→ **TASK TO CARRY OUT**:
Copy out the data below as written; omit any images.

━━━━

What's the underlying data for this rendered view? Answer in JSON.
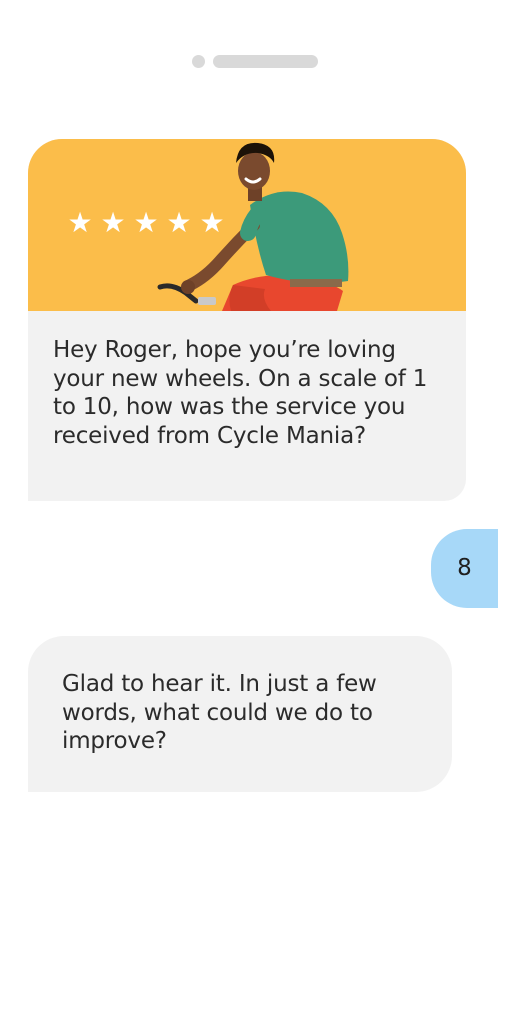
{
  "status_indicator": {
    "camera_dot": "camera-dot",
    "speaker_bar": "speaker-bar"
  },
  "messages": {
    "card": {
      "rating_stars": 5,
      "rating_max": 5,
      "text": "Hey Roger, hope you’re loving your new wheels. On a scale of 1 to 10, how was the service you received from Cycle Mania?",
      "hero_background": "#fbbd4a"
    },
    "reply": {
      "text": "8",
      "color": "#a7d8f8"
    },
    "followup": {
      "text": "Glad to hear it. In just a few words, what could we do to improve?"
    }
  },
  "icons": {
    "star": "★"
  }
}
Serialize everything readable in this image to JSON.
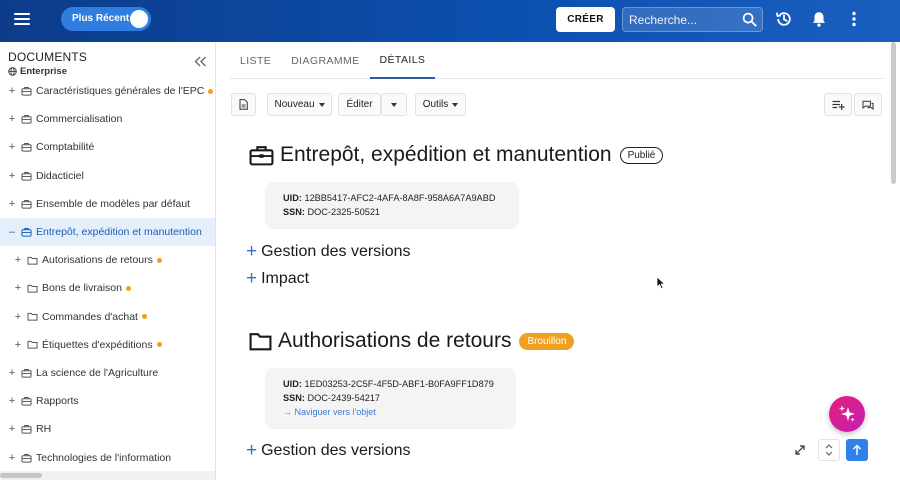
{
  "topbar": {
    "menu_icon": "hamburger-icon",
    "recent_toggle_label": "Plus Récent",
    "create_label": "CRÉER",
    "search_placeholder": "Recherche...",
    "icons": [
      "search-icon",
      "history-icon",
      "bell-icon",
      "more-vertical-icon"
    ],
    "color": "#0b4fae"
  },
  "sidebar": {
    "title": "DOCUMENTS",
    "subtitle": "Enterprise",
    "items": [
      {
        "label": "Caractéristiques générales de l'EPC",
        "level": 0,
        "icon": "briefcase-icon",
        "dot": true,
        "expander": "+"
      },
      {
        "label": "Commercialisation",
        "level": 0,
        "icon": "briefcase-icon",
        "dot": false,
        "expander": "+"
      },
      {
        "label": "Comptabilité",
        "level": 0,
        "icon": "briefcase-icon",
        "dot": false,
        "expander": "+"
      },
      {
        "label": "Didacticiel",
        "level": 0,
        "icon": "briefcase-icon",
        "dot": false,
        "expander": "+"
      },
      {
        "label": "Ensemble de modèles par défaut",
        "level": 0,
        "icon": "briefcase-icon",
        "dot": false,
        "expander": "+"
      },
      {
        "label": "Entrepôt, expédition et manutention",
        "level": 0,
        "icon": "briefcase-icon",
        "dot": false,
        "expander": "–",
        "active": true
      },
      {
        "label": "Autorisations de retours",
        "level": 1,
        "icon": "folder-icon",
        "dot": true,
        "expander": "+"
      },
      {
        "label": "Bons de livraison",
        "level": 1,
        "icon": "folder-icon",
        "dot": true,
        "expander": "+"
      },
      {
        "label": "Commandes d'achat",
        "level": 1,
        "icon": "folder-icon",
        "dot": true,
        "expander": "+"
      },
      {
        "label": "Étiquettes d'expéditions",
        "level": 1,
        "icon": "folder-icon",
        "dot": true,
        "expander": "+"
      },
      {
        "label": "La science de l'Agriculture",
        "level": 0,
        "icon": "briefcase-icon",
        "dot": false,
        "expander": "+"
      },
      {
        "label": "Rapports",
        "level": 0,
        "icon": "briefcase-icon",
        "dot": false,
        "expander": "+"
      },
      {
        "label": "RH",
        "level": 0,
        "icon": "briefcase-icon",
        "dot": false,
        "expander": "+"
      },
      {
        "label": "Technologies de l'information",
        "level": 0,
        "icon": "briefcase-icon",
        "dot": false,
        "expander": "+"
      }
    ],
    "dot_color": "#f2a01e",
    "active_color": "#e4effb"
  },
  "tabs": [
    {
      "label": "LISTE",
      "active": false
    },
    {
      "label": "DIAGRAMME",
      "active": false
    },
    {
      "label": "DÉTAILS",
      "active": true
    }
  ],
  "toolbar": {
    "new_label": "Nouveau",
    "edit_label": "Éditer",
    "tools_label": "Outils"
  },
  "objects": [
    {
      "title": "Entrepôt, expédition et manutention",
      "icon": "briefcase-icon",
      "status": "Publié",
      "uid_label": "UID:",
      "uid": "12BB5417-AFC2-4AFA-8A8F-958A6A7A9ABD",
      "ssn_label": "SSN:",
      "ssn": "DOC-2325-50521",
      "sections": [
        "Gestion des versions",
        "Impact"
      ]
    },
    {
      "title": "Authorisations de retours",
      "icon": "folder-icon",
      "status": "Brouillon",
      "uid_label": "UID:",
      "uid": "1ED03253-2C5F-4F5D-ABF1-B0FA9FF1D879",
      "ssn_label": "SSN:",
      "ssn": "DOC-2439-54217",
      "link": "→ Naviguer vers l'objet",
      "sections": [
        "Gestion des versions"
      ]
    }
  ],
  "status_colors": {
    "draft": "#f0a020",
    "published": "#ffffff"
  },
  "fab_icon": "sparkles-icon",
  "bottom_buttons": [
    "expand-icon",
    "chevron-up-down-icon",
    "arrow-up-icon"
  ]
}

━━━━

→ **ANSWER FOR THE TASK**:
What's the underlying data for this rendered view? Answer in JSON.
{
  "status_indicator": {
    "camera_dot": "camera-dot",
    "speaker_bar": "speaker-bar"
  },
  "messages": {
    "card": {
      "rating_stars": 5,
      "rating_max": 5,
      "text": "Hey Roger, hope you’re loving your new wheels. On a scale of 1 to 10, how was the service you received from Cycle Mania?",
      "hero_background": "#fbbd4a"
    },
    "reply": {
      "text": "8",
      "color": "#a7d8f8"
    },
    "followup": {
      "text": "Glad to hear it. In just a few words, what could we do to improve?"
    }
  },
  "icons": {
    "star": "★"
  }
}
Serialize everything readable in this image to JSON.
{
  "topbar": {
    "menu_icon": "hamburger-icon",
    "recent_toggle_label": "Plus Récent",
    "create_label": "CRÉER",
    "search_placeholder": "Recherche...",
    "icons": [
      "search-icon",
      "history-icon",
      "bell-icon",
      "more-vertical-icon"
    ],
    "color": "#0b4fae"
  },
  "sidebar": {
    "title": "DOCUMENTS",
    "subtitle": "Enterprise",
    "items": [
      {
        "label": "Caractéristiques générales de l'EPC",
        "level": 0,
        "icon": "briefcase-icon",
        "dot": true,
        "expander": "+"
      },
      {
        "label": "Commercialisation",
        "level": 0,
        "icon": "briefcase-icon",
        "dot": false,
        "expander": "+"
      },
      {
        "label": "Comptabilité",
        "level": 0,
        "icon": "briefcase-icon",
        "dot": false,
        "expander": "+"
      },
      {
        "label": "Didacticiel",
        "level": 0,
        "icon": "briefcase-icon",
        "dot": false,
        "expander": "+"
      },
      {
        "label": "Ensemble de modèles par défaut",
        "level": 0,
        "icon": "briefcase-icon",
        "dot": false,
        "expander": "+"
      },
      {
        "label": "Entrepôt, expédition et manutention",
        "level": 0,
        "icon": "briefcase-icon",
        "dot": false,
        "expander": "–",
        "active": true
      },
      {
        "label": "Autorisations de retours",
        "level": 1,
        "icon": "folder-icon",
        "dot": true,
        "expander": "+"
      },
      {
        "label": "Bons de livraison",
        "level": 1,
        "icon": "folder-icon",
        "dot": true,
        "expander": "+"
      },
      {
        "label": "Commandes d'achat",
        "level": 1,
        "icon": "folder-icon",
        "dot": true,
        "expander": "+"
      },
      {
        "label": "Étiquettes d'expéditions",
        "level": 1,
        "icon": "folder-icon",
        "dot": true,
        "expander": "+"
      },
      {
        "label": "La science de l'Agriculture",
        "level": 0,
        "icon": "briefcase-icon",
        "dot": false,
        "expander": "+"
      },
      {
        "label": "Rapports",
        "level": 0,
        "icon": "briefcase-icon",
        "dot": false,
        "expander": "+"
      },
      {
        "label": "RH",
        "level": 0,
        "icon": "briefcase-icon",
        "dot": false,
        "expander": "+"
      },
      {
        "label": "Technologies de l'information",
        "level": 0,
        "icon": "briefcase-icon",
        "dot": false,
        "expander": "+"
      }
    ],
    "dot_color": "#f2a01e",
    "active_color": "#e4effb"
  },
  "tabs": [
    {
      "label": "LISTE",
      "active": false
    },
    {
      "label": "DIAGRAMME",
      "active": false
    },
    {
      "label": "DÉTAILS",
      "active": true
    }
  ],
  "toolbar": {
    "new_label": "Nouveau",
    "edit_label": "Éditer",
    "tools_label": "Outils"
  },
  "objects": [
    {
      "title": "Entrepôt, expédition et manutention",
      "icon": "briefcase-icon",
      "status": "Publié",
      "uid_label": "UID:",
      "uid": "12BB5417-AFC2-4AFA-8A8F-958A6A7A9ABD",
      "ssn_label": "SSN:",
      "ssn": "DOC-2325-50521",
      "sections": [
        "Gestion des versions",
        "Impact"
      ]
    },
    {
      "title": "Authorisations de retours",
      "icon": "folder-icon",
      "status": "Brouillon",
      "uid_label": "UID:",
      "uid": "1ED03253-2C5F-4F5D-ABF1-B0FA9FF1D879",
      "ssn_label": "SSN:",
      "ssn": "DOC-2439-54217",
      "link": "→ Naviguer vers l'objet",
      "sections": [
        "Gestion des versions"
      ]
    }
  ],
  "status_colors": {
    "draft": "#f0a020",
    "published": "#ffffff"
  },
  "fab_icon": "sparkles-icon",
  "bottom_buttons": [
    "expand-icon",
    "chevron-up-down-icon",
    "arrow-up-icon"
  ]
}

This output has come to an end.